- [THE PROBLEM]
Copy every line of the records below word for word, leaving the pictures out.

- [SUPPLIED DATA]

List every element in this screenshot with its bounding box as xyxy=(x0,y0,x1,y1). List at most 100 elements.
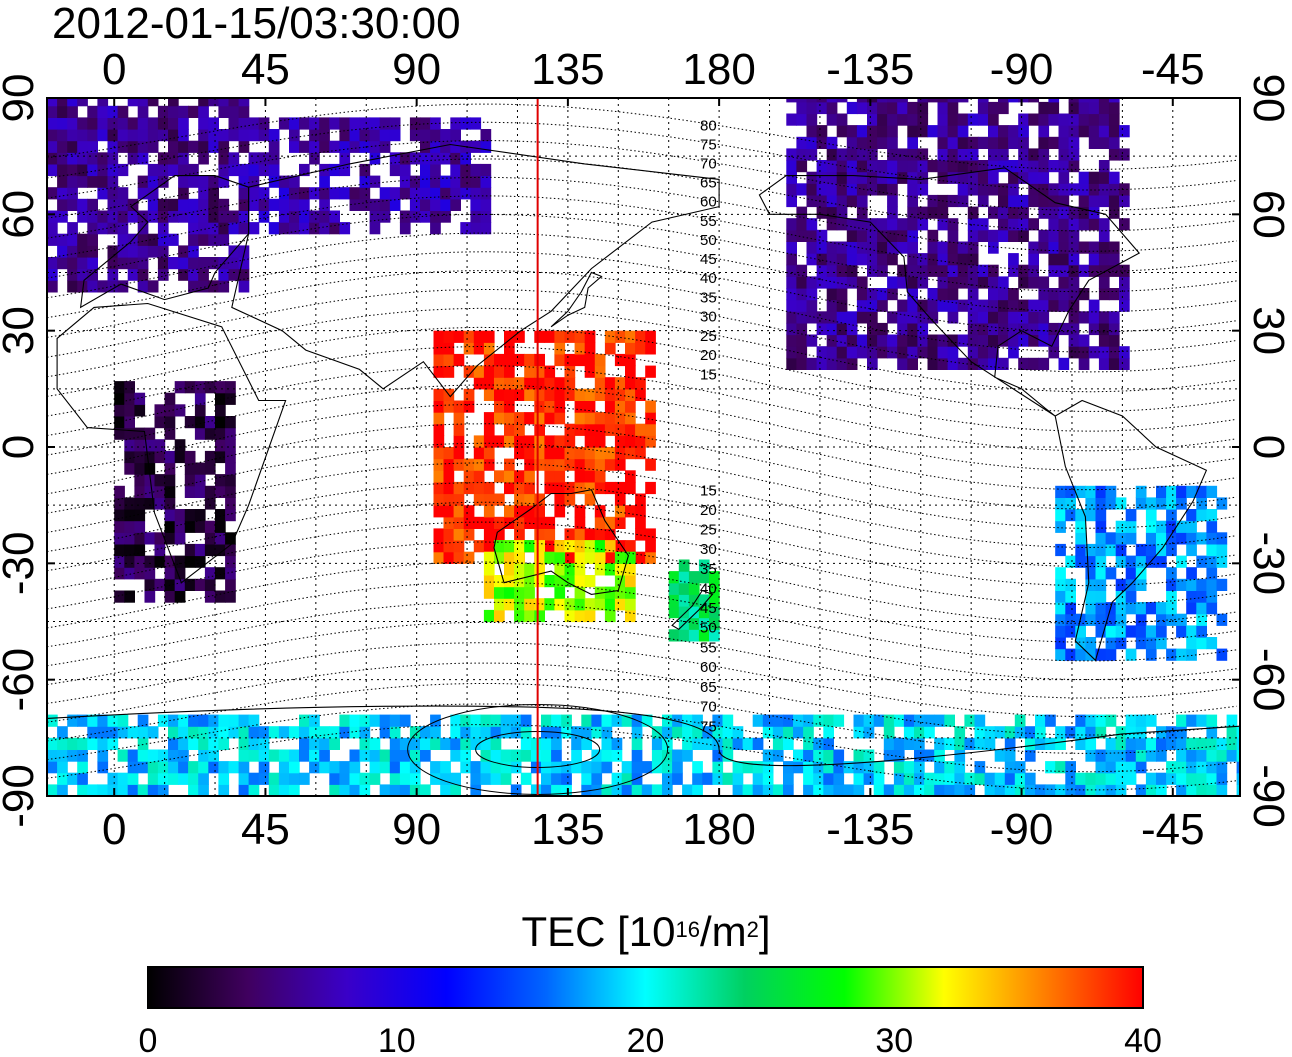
tec-cell xyxy=(947,346,959,359)
tec-cell xyxy=(937,264,949,277)
tec-cell xyxy=(967,322,979,336)
tec-cell xyxy=(796,299,808,312)
tec-cell xyxy=(1028,264,1039,277)
tec-cell xyxy=(504,388,515,401)
tec-cell xyxy=(117,117,129,130)
tec-cell xyxy=(534,516,545,529)
tec-cell xyxy=(772,726,784,739)
tec-cell xyxy=(1216,772,1228,785)
tec-cell xyxy=(494,388,505,401)
tec-cell xyxy=(988,322,999,336)
tec-cell xyxy=(1085,726,1097,739)
tec-cell xyxy=(836,288,848,301)
tec-cell xyxy=(897,264,908,277)
tec-cell xyxy=(494,609,505,623)
tec-cell xyxy=(47,187,58,200)
tec-cell xyxy=(208,129,219,142)
tec-cell xyxy=(1098,194,1110,208)
tec-cell xyxy=(184,450,196,464)
tec-cell xyxy=(1068,299,1080,312)
tec-cell xyxy=(157,175,169,188)
tec-cell xyxy=(947,136,959,149)
tec-cell xyxy=(944,784,955,796)
tec-cell xyxy=(443,516,455,529)
tec-cell xyxy=(278,784,290,796)
tec-cell xyxy=(846,346,858,359)
tec-cell xyxy=(1075,543,1086,557)
tec-cell xyxy=(188,761,199,774)
tec-cell xyxy=(514,412,525,425)
tec-cell xyxy=(564,575,576,588)
tec-cell xyxy=(504,423,515,436)
tec-cell xyxy=(967,148,979,161)
tec-cell xyxy=(554,435,566,448)
tec-cell xyxy=(198,152,209,165)
tec-cell xyxy=(450,726,461,739)
tec-cell xyxy=(604,540,616,553)
tec-cell xyxy=(1088,171,1100,184)
tec-cell xyxy=(1048,113,1060,126)
tec-cell xyxy=(1105,784,1117,796)
tec-cell xyxy=(258,749,270,762)
tec-cell xyxy=(339,117,351,130)
tec-cell xyxy=(998,299,1009,312)
tec-cell xyxy=(137,152,149,165)
tec-cell xyxy=(806,113,818,126)
tec-cell xyxy=(134,555,146,568)
tec-cell xyxy=(268,772,280,785)
tec-cell xyxy=(309,749,320,762)
tec-cell xyxy=(893,761,905,774)
tec-cell xyxy=(692,772,703,785)
tec-cell xyxy=(409,152,421,165)
tec-cell xyxy=(1018,334,1029,347)
tec-cell xyxy=(194,509,206,522)
tec-cell xyxy=(460,726,471,739)
tec-cell xyxy=(1055,590,1066,603)
tec-cell xyxy=(473,458,485,471)
map-grid xyxy=(47,98,1240,796)
tec-cell xyxy=(893,737,905,750)
tec-cell xyxy=(483,493,495,506)
tec-cell xyxy=(1058,194,1070,208)
tec-cell xyxy=(453,551,465,564)
tec-cell xyxy=(520,772,532,785)
tec-cell xyxy=(470,726,482,739)
tec-cell xyxy=(137,268,149,281)
tec-cell xyxy=(107,175,119,188)
tec-cell xyxy=(238,772,250,785)
tec-cell xyxy=(67,163,78,177)
tec-cell xyxy=(614,540,626,553)
tec-cell xyxy=(594,481,606,495)
tec-cell xyxy=(154,439,166,452)
tec-cell xyxy=(1045,784,1056,796)
tec-cell xyxy=(124,462,135,475)
tec-cell xyxy=(87,714,98,727)
tec-cell xyxy=(1075,726,1086,739)
tec-cell xyxy=(937,241,949,254)
tec-cell xyxy=(856,160,868,173)
tec-cell xyxy=(907,346,918,359)
tec-cell xyxy=(514,505,525,518)
tec-cell xyxy=(682,749,693,762)
tec-cell xyxy=(157,268,169,281)
tec-cell xyxy=(927,334,939,347)
tec-cell xyxy=(309,714,320,727)
tec-cell xyxy=(998,288,1009,301)
tec-cell xyxy=(188,772,199,785)
tec-cell xyxy=(564,388,576,401)
tec-cell xyxy=(614,586,626,599)
tec-cell xyxy=(1018,171,1029,184)
tec-cell xyxy=(483,458,495,471)
tec-cell xyxy=(204,567,216,580)
tec-cell xyxy=(47,105,58,118)
tec-cell xyxy=(806,288,818,301)
tec-cell xyxy=(867,357,878,370)
contour-label: 65 xyxy=(700,175,717,192)
tec-cell xyxy=(77,117,88,130)
tec-cell xyxy=(117,280,129,293)
tec-cell xyxy=(178,210,189,223)
tec-cell xyxy=(625,609,636,623)
tec-cell xyxy=(137,140,149,153)
tec-cell xyxy=(1095,613,1107,626)
map-ticks xyxy=(47,97,1240,797)
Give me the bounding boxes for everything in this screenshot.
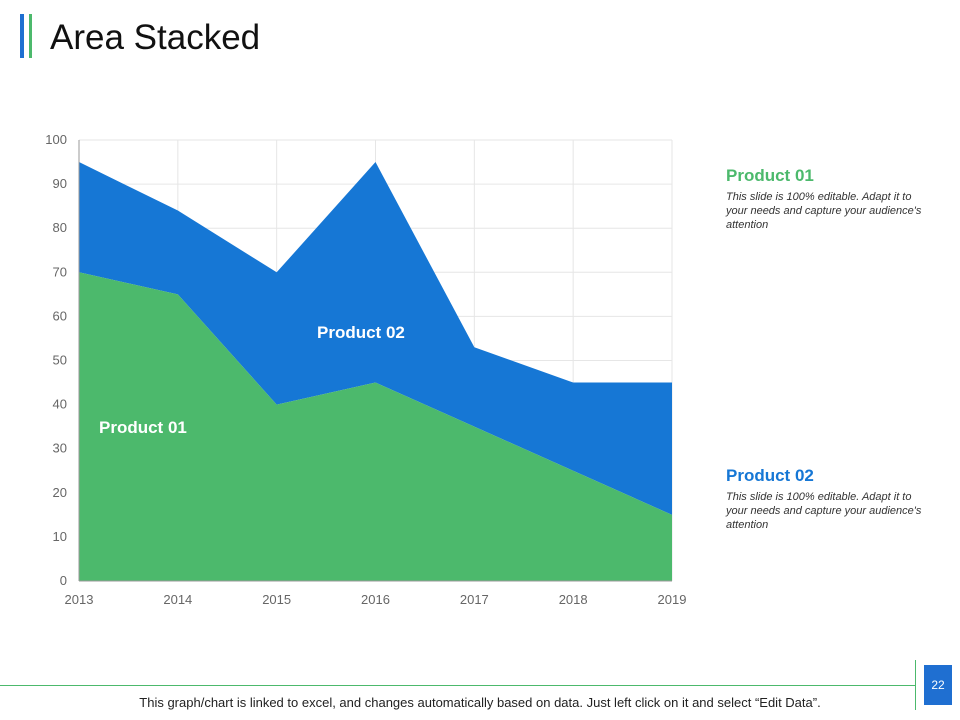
footer-divider [0, 685, 915, 686]
area-label-product01: Product 01 [99, 418, 187, 437]
area-series-product02 [79, 162, 672, 515]
y-tick-label: 20 [53, 485, 67, 500]
legend-product01-desc: This slide is 100% editable. Adapt it to… [726, 191, 922, 231]
legend-product01-title: Product 01 [726, 166, 814, 185]
y-tick-label: 90 [53, 176, 67, 191]
legend-product02-title: Product 02 [726, 466, 814, 485]
y-tick-label: 40 [53, 397, 67, 412]
legend-product02: Product 02 This slide is 100% editable. … [726, 466, 926, 532]
x-tick-label: 2018 [559, 592, 588, 607]
y-tick-label: 80 [53, 220, 67, 235]
legend-product02-desc: This slide is 100% editable. Adapt it to… [726, 491, 922, 531]
area-label-product02: Product 02 [317, 323, 405, 342]
x-tick-label: 2015 [262, 592, 291, 607]
title-accent-bar [20, 14, 24, 58]
y-tick-label: 50 [53, 353, 67, 368]
y-tick-label: 0 [60, 573, 67, 588]
title-accent-bar-green [29, 14, 32, 58]
footer-note: This graph/chart is linked to excel, and… [139, 695, 821, 710]
page-number: 22 [924, 665, 952, 705]
y-tick-label: 10 [53, 529, 67, 544]
legend-product01: Product 01 This slide is 100% editable. … [726, 166, 926, 232]
y-tick-label: 70 [53, 264, 67, 279]
x-tick-label: 2019 [658, 592, 687, 607]
y-tick-label: 30 [53, 441, 67, 456]
x-tick-label: 2014 [163, 592, 192, 607]
area-series-product01 [79, 272, 672, 581]
footer-vertical-divider [915, 660, 916, 710]
y-tick-label: 60 [53, 308, 67, 323]
x-tick-label: 2017 [460, 592, 489, 607]
y-tick-label: 100 [45, 132, 67, 147]
x-tick-label: 2013 [65, 592, 94, 607]
page-title: Area Stacked [50, 18, 261, 57]
x-tick-label: 2016 [361, 592, 390, 607]
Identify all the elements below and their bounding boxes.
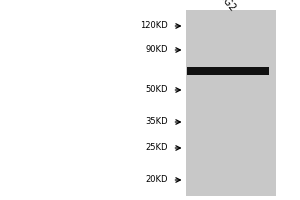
Text: 20KD: 20KD — [146, 176, 168, 184]
Text: 90KD: 90KD — [146, 46, 168, 54]
Text: HepG2: HepG2 — [208, 0, 238, 14]
Text: 50KD: 50KD — [146, 85, 168, 94]
Text: 35KD: 35KD — [146, 117, 168, 127]
Text: 25KD: 25KD — [146, 144, 168, 152]
Bar — [186, 10, 276, 196]
Bar — [187, 67, 269, 75]
Text: 120KD: 120KD — [140, 21, 168, 30]
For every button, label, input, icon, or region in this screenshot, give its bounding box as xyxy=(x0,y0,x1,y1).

- [TASK SOLUTION]
List every element in this screenshot with its bounding box as xyxy=(x0,y0,x1,y1). List at most 100 elements.
tec-cell xyxy=(947,346,959,359)
tec-cell xyxy=(937,264,949,277)
tec-cell xyxy=(967,322,979,336)
tec-cell xyxy=(796,299,808,312)
tec-cell xyxy=(1028,264,1039,277)
tec-cell xyxy=(504,388,515,401)
tec-cell xyxy=(117,117,129,130)
tec-cell xyxy=(534,516,545,529)
tec-cell xyxy=(772,726,784,739)
tec-cell xyxy=(1216,772,1228,785)
tec-cell xyxy=(494,388,505,401)
tec-cell xyxy=(988,322,999,336)
tec-cell xyxy=(1085,726,1097,739)
tec-cell xyxy=(836,288,848,301)
tec-cell xyxy=(897,264,908,277)
tec-cell xyxy=(494,609,505,623)
tec-cell xyxy=(47,187,58,200)
tec-cell xyxy=(208,129,219,142)
tec-cell xyxy=(1098,194,1110,208)
tec-cell xyxy=(184,450,196,464)
tec-cell xyxy=(1068,299,1080,312)
tec-cell xyxy=(157,175,169,188)
tec-cell xyxy=(947,136,959,149)
tec-cell xyxy=(944,784,955,796)
tec-cell xyxy=(443,516,455,529)
tec-cell xyxy=(278,784,290,796)
tec-cell xyxy=(846,346,858,359)
tec-cell xyxy=(1075,543,1086,557)
tec-cell xyxy=(188,761,199,774)
tec-cell xyxy=(514,412,525,425)
tec-cell xyxy=(564,575,576,588)
tec-cell xyxy=(504,423,515,436)
tec-cell xyxy=(967,148,979,161)
tec-cell xyxy=(554,435,566,448)
tec-cell xyxy=(198,152,209,165)
tec-cell xyxy=(450,726,461,739)
tec-cell xyxy=(604,540,616,553)
tec-cell xyxy=(1088,171,1100,184)
tec-cell xyxy=(1048,113,1060,126)
tec-cell xyxy=(1105,784,1117,796)
tec-cell xyxy=(258,749,270,762)
tec-cell xyxy=(339,117,351,130)
tec-cell xyxy=(998,299,1009,312)
tec-cell xyxy=(137,152,149,165)
tec-cell xyxy=(806,113,818,126)
tec-cell xyxy=(134,555,146,568)
tec-cell xyxy=(268,772,280,785)
tec-cell xyxy=(309,749,320,762)
tec-cell xyxy=(893,761,905,774)
tec-cell xyxy=(692,772,703,785)
tec-cell xyxy=(409,152,421,165)
tec-cell xyxy=(1018,334,1029,347)
tec-cell xyxy=(194,509,206,522)
tec-cell xyxy=(460,726,471,739)
tec-cell xyxy=(1055,590,1066,603)
tec-cell xyxy=(473,458,485,471)
map-grid xyxy=(47,98,1240,796)
tec-cell xyxy=(893,737,905,750)
tec-cell xyxy=(483,493,495,506)
tec-cell xyxy=(1058,194,1070,208)
tec-cell xyxy=(453,551,465,564)
tec-cell xyxy=(520,772,532,785)
tec-cell xyxy=(470,726,482,739)
tec-cell xyxy=(137,268,149,281)
tec-cell xyxy=(107,175,119,188)
tec-cell xyxy=(238,772,250,785)
tec-cell xyxy=(67,163,78,177)
tec-cell xyxy=(614,540,626,553)
tec-cell xyxy=(594,481,606,495)
tec-cell xyxy=(154,439,166,452)
tec-cell xyxy=(1045,784,1056,796)
tec-cell xyxy=(124,462,135,475)
tec-cell xyxy=(87,714,98,727)
tec-cell xyxy=(1075,726,1086,739)
tec-cell xyxy=(937,241,949,254)
tec-cell xyxy=(856,160,868,173)
tec-cell xyxy=(907,346,918,359)
tec-cell xyxy=(514,505,525,518)
tec-cell xyxy=(682,749,693,762)
tec-cell xyxy=(157,268,169,281)
tec-cell xyxy=(927,334,939,347)
tec-cell xyxy=(309,714,320,727)
tec-cell xyxy=(998,288,1009,301)
tec-cell xyxy=(188,772,199,785)
tec-cell xyxy=(564,388,576,401)
tec-cell xyxy=(614,586,626,599)
tec-cell xyxy=(1018,171,1029,184)
tec-cell xyxy=(483,458,495,471)
tec-cell xyxy=(204,567,216,580)
tec-cell xyxy=(47,105,58,118)
tec-cell xyxy=(806,288,818,301)
tec-cell xyxy=(867,357,878,370)
contour-label: 65 xyxy=(700,175,717,192)
tec-cell xyxy=(77,117,88,130)
tec-cell xyxy=(117,280,129,293)
tec-cell xyxy=(178,210,189,223)
tec-cell xyxy=(625,609,636,623)
tec-cell xyxy=(137,140,149,153)
tec-cell xyxy=(1095,613,1107,626)
map-ticks xyxy=(47,97,1240,797)
Give me the bounding boxes for everything in this screenshot.
footer-divider [0, 685, 915, 686]
area-label-product01: Product 01 [99, 418, 187, 437]
area-series-product02 [79, 162, 672, 515]
y-tick-label: 20 [53, 485, 67, 500]
legend-product01-desc: This slide is 100% editable. Adapt it to… [726, 191, 922, 231]
legend-product01-title: Product 01 [726, 166, 814, 185]
y-tick-label: 90 [53, 176, 67, 191]
legend-product02-title: Product 02 [726, 466, 814, 485]
y-tick-label: 40 [53, 397, 67, 412]
legend-product02: Product 02 This slide is 100% editable. … [726, 466, 926, 532]
x-tick-label: 2018 [559, 592, 588, 607]
y-tick-label: 80 [53, 220, 67, 235]
legend-product02-desc: This slide is 100% editable. Adapt it to… [726, 491, 922, 531]
area-label-product02: Product 02 [317, 323, 405, 342]
x-tick-label: 2015 [262, 592, 291, 607]
title-accent-bar [20, 14, 24, 58]
y-tick-label: 50 [53, 353, 67, 368]
y-tick-label: 0 [60, 573, 67, 588]
title-accent-bar-green [29, 14, 32, 58]
footer-note: This graph/chart is linked to excel, and… [139, 695, 821, 710]
page-number: 22 [924, 665, 952, 705]
y-tick-label: 10 [53, 529, 67, 544]
legend-product01: Product 01 This slide is 100% editable. … [726, 166, 926, 232]
y-tick-label: 70 [53, 264, 67, 279]
x-tick-label: 2019 [658, 592, 687, 607]
y-tick-label: 30 [53, 441, 67, 456]
x-tick-label: 2014 [163, 592, 192, 607]
area-series-product01 [79, 272, 672, 581]
footer-vertical-divider [915, 660, 916, 710]
y-tick-label: 60 [53, 308, 67, 323]
x-tick-label: 2017 [460, 592, 489, 607]
y-tick-label: 100 [45, 132, 67, 147]
x-tick-label: 2013 [65, 592, 94, 607]
page-title: Area Stacked [50, 18, 261, 57]
x-tick-label: 2016 [361, 592, 390, 607]
Identify all the elements below and their bounding boxes.
Text: 20KD: 20KD — [146, 176, 168, 184]
Text: 90KD: 90KD — [146, 46, 168, 54]
Text: HepG2: HepG2 — [208, 0, 238, 14]
Text: 50KD: 50KD — [146, 85, 168, 94]
Text: 35KD: 35KD — [146, 117, 168, 127]
Text: 25KD: 25KD — [146, 144, 168, 152]
Bar — [186, 10, 276, 196]
Bar — [187, 67, 269, 75]
Text: 120KD: 120KD — [140, 21, 168, 30]
For every button, label, input, icon, or region in this screenshot, give its bounding box as xyxy=(x0,y0,x1,y1).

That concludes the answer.